◆ **Brief**
Go through the entries below and write each one out exactly.

[begin Entries supplied]

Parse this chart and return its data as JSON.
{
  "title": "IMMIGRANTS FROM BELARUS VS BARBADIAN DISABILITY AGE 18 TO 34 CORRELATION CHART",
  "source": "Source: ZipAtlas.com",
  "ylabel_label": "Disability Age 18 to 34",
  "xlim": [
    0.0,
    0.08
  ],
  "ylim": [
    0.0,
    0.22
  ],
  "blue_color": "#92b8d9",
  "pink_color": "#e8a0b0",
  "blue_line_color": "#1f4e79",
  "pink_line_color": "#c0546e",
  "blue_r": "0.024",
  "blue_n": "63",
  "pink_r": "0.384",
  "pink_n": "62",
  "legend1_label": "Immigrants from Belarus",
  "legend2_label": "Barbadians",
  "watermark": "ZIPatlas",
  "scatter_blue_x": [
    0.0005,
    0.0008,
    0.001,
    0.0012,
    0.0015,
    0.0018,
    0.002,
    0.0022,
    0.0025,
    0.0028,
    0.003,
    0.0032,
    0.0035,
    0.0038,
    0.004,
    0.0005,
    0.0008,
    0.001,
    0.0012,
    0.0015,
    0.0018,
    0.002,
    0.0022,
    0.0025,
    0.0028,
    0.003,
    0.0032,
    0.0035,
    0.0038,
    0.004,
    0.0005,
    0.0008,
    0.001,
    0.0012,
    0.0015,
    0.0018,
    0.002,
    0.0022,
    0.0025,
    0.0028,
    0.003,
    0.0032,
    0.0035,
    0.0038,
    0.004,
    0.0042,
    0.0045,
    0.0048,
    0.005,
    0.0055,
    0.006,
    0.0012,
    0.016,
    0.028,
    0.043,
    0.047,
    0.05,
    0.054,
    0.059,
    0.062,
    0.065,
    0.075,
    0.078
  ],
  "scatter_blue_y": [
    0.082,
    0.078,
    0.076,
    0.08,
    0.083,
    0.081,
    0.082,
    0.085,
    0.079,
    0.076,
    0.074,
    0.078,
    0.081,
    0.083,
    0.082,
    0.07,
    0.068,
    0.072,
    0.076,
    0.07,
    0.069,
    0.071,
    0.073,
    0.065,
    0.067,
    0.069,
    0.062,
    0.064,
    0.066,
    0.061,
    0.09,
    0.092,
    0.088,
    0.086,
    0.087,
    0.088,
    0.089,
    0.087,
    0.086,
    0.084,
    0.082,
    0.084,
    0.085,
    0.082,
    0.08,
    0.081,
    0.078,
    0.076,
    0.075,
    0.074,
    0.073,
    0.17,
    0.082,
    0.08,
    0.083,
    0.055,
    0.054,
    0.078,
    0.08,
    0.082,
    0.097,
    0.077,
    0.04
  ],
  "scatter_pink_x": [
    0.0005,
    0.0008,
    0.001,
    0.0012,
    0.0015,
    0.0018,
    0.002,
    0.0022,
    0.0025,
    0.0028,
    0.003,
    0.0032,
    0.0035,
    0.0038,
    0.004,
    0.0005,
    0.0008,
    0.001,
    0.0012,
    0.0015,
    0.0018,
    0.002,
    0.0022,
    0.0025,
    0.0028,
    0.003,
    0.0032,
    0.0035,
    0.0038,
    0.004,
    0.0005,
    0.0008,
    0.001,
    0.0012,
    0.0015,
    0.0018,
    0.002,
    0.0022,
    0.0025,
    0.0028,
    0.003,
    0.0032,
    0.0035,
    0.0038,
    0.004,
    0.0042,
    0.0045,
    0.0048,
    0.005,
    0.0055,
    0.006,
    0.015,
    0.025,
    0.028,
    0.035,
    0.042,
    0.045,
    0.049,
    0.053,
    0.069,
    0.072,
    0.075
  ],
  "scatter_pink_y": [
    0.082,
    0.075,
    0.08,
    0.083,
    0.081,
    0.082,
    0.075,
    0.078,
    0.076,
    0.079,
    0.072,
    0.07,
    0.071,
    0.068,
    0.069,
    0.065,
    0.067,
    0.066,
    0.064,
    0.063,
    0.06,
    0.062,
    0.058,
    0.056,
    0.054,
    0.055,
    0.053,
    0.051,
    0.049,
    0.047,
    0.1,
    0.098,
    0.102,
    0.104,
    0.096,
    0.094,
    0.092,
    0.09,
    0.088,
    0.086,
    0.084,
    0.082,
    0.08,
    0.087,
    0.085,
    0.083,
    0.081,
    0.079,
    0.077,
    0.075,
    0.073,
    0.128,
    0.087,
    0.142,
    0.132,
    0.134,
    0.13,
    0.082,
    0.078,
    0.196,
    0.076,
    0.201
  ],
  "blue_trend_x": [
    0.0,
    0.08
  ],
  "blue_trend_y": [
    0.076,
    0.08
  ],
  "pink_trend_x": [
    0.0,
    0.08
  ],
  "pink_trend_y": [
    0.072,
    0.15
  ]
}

[end Entries supplied]

◆ **Reply to the exercise**
Parse this chart and return its data as JSON.
{
  "title": "IMMIGRANTS FROM BELARUS VS BARBADIAN DISABILITY AGE 18 TO 34 CORRELATION CHART",
  "source": "Source: ZipAtlas.com",
  "ylabel_label": "Disability Age 18 to 34",
  "xlim": [
    0.0,
    0.08
  ],
  "ylim": [
    0.0,
    0.22
  ],
  "blue_color": "#92b8d9",
  "pink_color": "#e8a0b0",
  "blue_line_color": "#1f4e79",
  "pink_line_color": "#c0546e",
  "blue_r": "0.024",
  "blue_n": "63",
  "pink_r": "0.384",
  "pink_n": "62",
  "legend1_label": "Immigrants from Belarus",
  "legend2_label": "Barbadians",
  "watermark": "ZIPatlas",
  "scatter_blue_x": [
    0.0005,
    0.0008,
    0.001,
    0.0012,
    0.0015,
    0.0018,
    0.002,
    0.0022,
    0.0025,
    0.0028,
    0.003,
    0.0032,
    0.0035,
    0.0038,
    0.004,
    0.0005,
    0.0008,
    0.001,
    0.0012,
    0.0015,
    0.0018,
    0.002,
    0.0022,
    0.0025,
    0.0028,
    0.003,
    0.0032,
    0.0035,
    0.0038,
    0.004,
    0.0005,
    0.0008,
    0.001,
    0.0012,
    0.0015,
    0.0018,
    0.002,
    0.0022,
    0.0025,
    0.0028,
    0.003,
    0.0032,
    0.0035,
    0.0038,
    0.004,
    0.0042,
    0.0045,
    0.0048,
    0.005,
    0.0055,
    0.006,
    0.0012,
    0.016,
    0.028,
    0.043,
    0.047,
    0.05,
    0.054,
    0.059,
    0.062,
    0.065,
    0.075,
    0.078
  ],
  "scatter_blue_y": [
    0.082,
    0.078,
    0.076,
    0.08,
    0.083,
    0.081,
    0.082,
    0.085,
    0.079,
    0.076,
    0.074,
    0.078,
    0.081,
    0.083,
    0.082,
    0.07,
    0.068,
    0.072,
    0.076,
    0.07,
    0.069,
    0.071,
    0.073,
    0.065,
    0.067,
    0.069,
    0.062,
    0.064,
    0.066,
    0.061,
    0.09,
    0.092,
    0.088,
    0.086,
    0.087,
    0.088,
    0.089,
    0.087,
    0.086,
    0.084,
    0.082,
    0.084,
    0.085,
    0.082,
    0.08,
    0.081,
    0.078,
    0.076,
    0.075,
    0.074,
    0.073,
    0.17,
    0.082,
    0.08,
    0.083,
    0.055,
    0.054,
    0.078,
    0.08,
    0.082,
    0.097,
    0.077,
    0.04
  ],
  "scatter_pink_x": [
    0.0005,
    0.0008,
    0.001,
    0.0012,
    0.0015,
    0.0018,
    0.002,
    0.0022,
    0.0025,
    0.0028,
    0.003,
    0.0032,
    0.0035,
    0.0038,
    0.004,
    0.0005,
    0.0008,
    0.001,
    0.0012,
    0.0015,
    0.0018,
    0.002,
    0.0022,
    0.0025,
    0.0028,
    0.003,
    0.0032,
    0.0035,
    0.0038,
    0.004,
    0.0005,
    0.0008,
    0.001,
    0.0012,
    0.0015,
    0.0018,
    0.002,
    0.0022,
    0.0025,
    0.0028,
    0.003,
    0.0032,
    0.0035,
    0.0038,
    0.004,
    0.0042,
    0.0045,
    0.0048,
    0.005,
    0.0055,
    0.006,
    0.015,
    0.025,
    0.028,
    0.035,
    0.042,
    0.045,
    0.049,
    0.053,
    0.069,
    0.072,
    0.075
  ],
  "scatter_pink_y": [
    0.082,
    0.075,
    0.08,
    0.083,
    0.081,
    0.082,
    0.075,
    0.078,
    0.076,
    0.079,
    0.072,
    0.07,
    0.071,
    0.068,
    0.069,
    0.065,
    0.067,
    0.066,
    0.064,
    0.063,
    0.06,
    0.062,
    0.058,
    0.056,
    0.054,
    0.055,
    0.053,
    0.051,
    0.049,
    0.047,
    0.1,
    0.098,
    0.102,
    0.104,
    0.096,
    0.094,
    0.092,
    0.09,
    0.088,
    0.086,
    0.084,
    0.082,
    0.08,
    0.087,
    0.085,
    0.083,
    0.081,
    0.079,
    0.077,
    0.075,
    0.073,
    0.128,
    0.087,
    0.142,
    0.132,
    0.134,
    0.13,
    0.082,
    0.078,
    0.196,
    0.076,
    0.201
  ],
  "blue_trend_x": [
    0.0,
    0.08
  ],
  "blue_trend_y": [
    0.076,
    0.08
  ],
  "pink_trend_x": [
    0.0,
    0.08
  ],
  "pink_trend_y": [
    0.072,
    0.15
  ]
}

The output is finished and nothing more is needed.